*What you need to do:*
Only lines with the string "text" matter here; gather them from the material below.

*Stored records:*

....

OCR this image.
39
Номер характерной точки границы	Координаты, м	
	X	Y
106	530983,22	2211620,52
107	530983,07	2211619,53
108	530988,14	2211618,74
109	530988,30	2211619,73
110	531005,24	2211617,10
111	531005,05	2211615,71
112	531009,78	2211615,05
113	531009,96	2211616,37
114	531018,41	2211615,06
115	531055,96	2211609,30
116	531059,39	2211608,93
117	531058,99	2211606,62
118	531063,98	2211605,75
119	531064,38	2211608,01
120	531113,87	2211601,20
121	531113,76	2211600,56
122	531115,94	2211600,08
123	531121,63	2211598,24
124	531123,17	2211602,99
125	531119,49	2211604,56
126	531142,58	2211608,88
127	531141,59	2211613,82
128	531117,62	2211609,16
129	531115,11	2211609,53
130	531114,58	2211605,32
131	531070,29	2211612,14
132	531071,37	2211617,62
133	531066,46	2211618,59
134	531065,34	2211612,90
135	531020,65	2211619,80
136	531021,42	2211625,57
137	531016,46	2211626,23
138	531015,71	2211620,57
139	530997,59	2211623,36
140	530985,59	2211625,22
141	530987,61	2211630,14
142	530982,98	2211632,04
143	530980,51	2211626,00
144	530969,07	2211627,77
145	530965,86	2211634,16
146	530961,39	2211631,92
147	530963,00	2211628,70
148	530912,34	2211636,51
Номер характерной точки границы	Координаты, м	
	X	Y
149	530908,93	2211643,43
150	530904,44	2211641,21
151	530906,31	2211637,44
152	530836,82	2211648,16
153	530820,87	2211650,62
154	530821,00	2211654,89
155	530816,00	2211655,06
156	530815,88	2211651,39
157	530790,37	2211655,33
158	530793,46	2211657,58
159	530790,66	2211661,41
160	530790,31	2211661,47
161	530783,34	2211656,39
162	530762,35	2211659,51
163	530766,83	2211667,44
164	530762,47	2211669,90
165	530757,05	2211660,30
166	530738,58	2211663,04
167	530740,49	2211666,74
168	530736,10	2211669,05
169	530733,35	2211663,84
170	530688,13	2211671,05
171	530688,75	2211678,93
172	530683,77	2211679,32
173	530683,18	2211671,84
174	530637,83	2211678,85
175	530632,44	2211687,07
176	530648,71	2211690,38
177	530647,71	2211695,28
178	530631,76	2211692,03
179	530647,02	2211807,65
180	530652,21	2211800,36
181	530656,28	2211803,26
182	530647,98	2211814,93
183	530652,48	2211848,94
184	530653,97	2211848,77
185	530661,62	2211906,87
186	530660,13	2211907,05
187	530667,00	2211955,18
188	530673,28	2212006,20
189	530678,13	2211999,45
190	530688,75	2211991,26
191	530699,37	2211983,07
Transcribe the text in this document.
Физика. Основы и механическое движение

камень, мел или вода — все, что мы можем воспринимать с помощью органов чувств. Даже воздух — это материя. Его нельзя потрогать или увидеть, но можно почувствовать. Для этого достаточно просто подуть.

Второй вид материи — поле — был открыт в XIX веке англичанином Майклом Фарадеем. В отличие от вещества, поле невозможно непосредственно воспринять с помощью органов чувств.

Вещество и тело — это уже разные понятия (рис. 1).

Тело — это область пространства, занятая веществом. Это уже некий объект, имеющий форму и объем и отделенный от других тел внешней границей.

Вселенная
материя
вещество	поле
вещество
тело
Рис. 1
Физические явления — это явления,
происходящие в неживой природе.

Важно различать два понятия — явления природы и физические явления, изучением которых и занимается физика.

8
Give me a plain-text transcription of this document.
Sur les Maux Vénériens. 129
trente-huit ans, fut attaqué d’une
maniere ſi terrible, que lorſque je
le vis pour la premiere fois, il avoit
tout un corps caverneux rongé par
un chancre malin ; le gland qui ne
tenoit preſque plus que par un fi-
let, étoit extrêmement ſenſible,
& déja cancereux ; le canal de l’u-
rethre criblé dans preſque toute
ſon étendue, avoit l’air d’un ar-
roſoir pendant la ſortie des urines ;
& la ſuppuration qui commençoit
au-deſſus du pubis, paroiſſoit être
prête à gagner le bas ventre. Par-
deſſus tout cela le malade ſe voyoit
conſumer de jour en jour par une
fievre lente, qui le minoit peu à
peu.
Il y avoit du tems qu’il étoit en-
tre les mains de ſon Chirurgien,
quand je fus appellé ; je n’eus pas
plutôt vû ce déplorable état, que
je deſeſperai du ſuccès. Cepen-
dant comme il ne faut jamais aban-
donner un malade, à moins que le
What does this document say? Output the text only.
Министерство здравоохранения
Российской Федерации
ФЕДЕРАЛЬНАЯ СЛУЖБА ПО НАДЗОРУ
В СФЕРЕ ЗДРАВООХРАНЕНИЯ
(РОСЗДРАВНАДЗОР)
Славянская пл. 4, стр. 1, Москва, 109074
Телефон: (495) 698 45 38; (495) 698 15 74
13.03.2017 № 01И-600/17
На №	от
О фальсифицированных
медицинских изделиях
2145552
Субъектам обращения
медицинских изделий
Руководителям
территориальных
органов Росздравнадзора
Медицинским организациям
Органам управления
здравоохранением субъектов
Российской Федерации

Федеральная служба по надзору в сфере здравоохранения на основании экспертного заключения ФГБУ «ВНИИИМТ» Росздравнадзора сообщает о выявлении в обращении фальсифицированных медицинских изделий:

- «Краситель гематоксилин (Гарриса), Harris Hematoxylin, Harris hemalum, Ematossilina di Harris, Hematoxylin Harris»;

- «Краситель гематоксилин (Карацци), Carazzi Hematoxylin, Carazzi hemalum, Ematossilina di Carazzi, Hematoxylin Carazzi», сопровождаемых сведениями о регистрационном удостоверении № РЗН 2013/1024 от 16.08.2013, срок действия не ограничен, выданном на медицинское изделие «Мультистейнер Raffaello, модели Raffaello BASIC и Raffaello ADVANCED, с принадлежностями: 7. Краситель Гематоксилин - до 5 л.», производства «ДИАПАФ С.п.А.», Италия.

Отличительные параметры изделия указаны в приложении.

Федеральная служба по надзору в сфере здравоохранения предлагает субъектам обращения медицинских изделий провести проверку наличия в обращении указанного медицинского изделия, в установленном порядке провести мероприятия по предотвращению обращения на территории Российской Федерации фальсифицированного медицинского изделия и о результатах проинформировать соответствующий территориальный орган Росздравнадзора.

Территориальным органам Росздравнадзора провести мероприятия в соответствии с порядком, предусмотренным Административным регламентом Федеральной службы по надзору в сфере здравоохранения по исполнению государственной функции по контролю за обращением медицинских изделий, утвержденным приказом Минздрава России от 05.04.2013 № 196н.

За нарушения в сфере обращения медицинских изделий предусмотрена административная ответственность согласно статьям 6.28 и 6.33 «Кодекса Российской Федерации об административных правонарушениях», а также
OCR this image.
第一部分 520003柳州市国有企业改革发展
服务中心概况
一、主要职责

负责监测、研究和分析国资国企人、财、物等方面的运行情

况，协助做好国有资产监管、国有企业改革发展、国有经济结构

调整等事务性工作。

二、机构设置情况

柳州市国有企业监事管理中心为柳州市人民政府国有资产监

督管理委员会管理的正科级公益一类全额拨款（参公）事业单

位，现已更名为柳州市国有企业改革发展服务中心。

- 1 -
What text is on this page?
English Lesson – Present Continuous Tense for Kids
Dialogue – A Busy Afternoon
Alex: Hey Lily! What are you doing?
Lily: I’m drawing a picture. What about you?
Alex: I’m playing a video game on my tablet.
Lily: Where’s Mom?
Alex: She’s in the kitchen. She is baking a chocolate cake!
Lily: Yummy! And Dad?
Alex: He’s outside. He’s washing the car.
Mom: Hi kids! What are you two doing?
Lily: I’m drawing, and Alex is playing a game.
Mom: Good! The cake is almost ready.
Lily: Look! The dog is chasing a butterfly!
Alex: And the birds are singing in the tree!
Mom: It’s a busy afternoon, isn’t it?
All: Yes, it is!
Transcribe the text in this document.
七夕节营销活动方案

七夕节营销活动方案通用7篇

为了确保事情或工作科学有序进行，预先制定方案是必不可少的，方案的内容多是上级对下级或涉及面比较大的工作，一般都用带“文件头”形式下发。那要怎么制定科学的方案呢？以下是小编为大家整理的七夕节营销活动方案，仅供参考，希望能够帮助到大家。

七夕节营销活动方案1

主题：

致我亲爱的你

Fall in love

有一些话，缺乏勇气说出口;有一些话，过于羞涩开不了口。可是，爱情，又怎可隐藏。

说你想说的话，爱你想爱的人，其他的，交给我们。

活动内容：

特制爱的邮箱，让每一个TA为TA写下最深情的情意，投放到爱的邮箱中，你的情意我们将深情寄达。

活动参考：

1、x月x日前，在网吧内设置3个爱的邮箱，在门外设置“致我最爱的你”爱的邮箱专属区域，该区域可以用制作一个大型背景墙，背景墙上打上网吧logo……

....

*Exercise result:*
Transcribe the text in this document.
Give me a plain-text transcription of this document.
What does this document say? Output the text only.
What text is on this page?
Transcribe the text in this document.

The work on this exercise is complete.